[Data entries]
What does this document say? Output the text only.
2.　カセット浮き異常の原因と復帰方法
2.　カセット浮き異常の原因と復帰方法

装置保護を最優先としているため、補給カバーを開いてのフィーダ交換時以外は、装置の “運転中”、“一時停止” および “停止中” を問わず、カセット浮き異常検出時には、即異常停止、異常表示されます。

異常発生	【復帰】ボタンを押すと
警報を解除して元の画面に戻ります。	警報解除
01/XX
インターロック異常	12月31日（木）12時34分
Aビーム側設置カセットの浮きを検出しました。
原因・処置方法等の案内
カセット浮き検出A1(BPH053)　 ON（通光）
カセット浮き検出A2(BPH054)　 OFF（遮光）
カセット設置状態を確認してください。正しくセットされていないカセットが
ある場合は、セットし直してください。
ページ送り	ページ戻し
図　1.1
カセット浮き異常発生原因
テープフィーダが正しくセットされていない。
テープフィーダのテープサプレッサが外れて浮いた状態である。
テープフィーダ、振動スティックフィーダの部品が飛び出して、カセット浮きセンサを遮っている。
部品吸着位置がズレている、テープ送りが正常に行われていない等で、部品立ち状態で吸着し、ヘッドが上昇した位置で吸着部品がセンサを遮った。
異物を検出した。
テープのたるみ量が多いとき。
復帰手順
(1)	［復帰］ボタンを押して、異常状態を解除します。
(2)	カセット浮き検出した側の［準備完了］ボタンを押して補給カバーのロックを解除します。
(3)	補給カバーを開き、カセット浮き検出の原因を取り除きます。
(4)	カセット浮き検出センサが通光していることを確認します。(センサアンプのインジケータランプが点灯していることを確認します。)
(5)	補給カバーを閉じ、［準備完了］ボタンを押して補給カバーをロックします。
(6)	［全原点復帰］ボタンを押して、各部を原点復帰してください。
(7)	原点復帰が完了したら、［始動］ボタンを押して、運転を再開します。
* * *
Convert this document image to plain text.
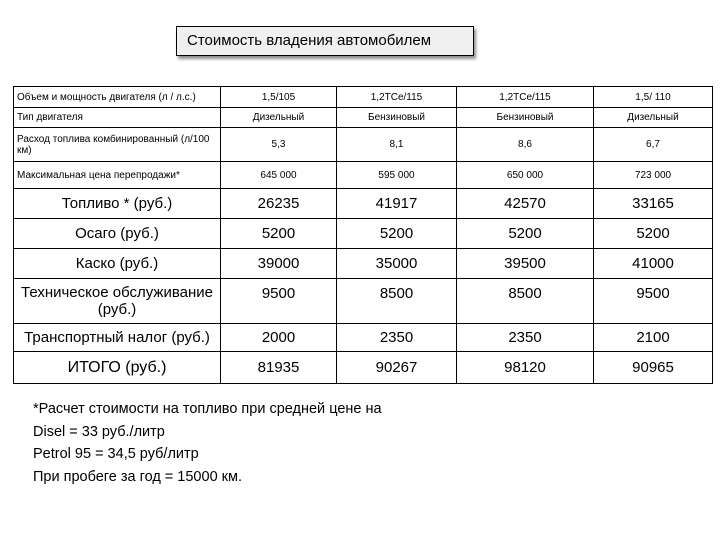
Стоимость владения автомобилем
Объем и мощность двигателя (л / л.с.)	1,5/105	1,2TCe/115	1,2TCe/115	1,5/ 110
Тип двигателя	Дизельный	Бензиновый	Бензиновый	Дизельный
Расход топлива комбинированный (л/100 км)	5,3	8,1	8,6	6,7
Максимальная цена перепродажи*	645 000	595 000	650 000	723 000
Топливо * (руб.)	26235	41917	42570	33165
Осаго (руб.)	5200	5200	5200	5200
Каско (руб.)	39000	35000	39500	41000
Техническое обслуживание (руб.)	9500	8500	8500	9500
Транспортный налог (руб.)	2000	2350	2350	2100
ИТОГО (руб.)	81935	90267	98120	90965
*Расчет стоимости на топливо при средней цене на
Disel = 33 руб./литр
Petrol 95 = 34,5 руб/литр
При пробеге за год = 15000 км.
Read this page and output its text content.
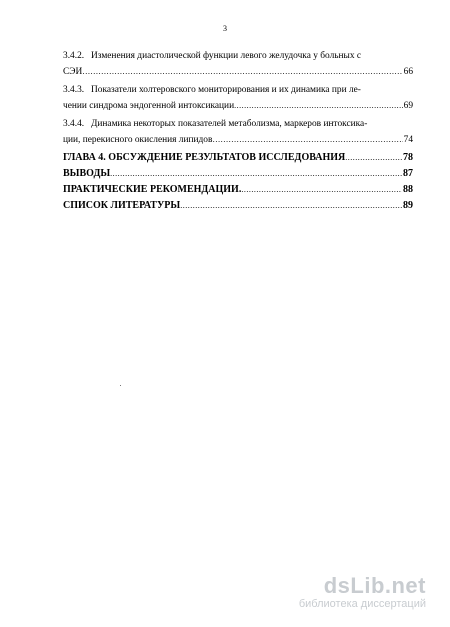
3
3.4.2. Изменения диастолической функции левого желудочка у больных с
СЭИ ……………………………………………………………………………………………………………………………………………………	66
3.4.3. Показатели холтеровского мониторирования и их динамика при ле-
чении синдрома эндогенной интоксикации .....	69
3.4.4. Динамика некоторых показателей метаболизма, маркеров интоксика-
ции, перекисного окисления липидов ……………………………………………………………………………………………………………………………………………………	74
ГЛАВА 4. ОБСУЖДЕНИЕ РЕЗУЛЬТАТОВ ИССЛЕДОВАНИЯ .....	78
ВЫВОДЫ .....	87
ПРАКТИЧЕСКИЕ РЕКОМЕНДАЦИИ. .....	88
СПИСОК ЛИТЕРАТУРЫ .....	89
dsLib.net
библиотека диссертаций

→ **Set exercise**:
Scan the data for the word "литр" and copy every line where it shows up.

→ **Answer to this task**:
Disel = 33 руб./литр
Petrol 95 = 34,5 руб/литр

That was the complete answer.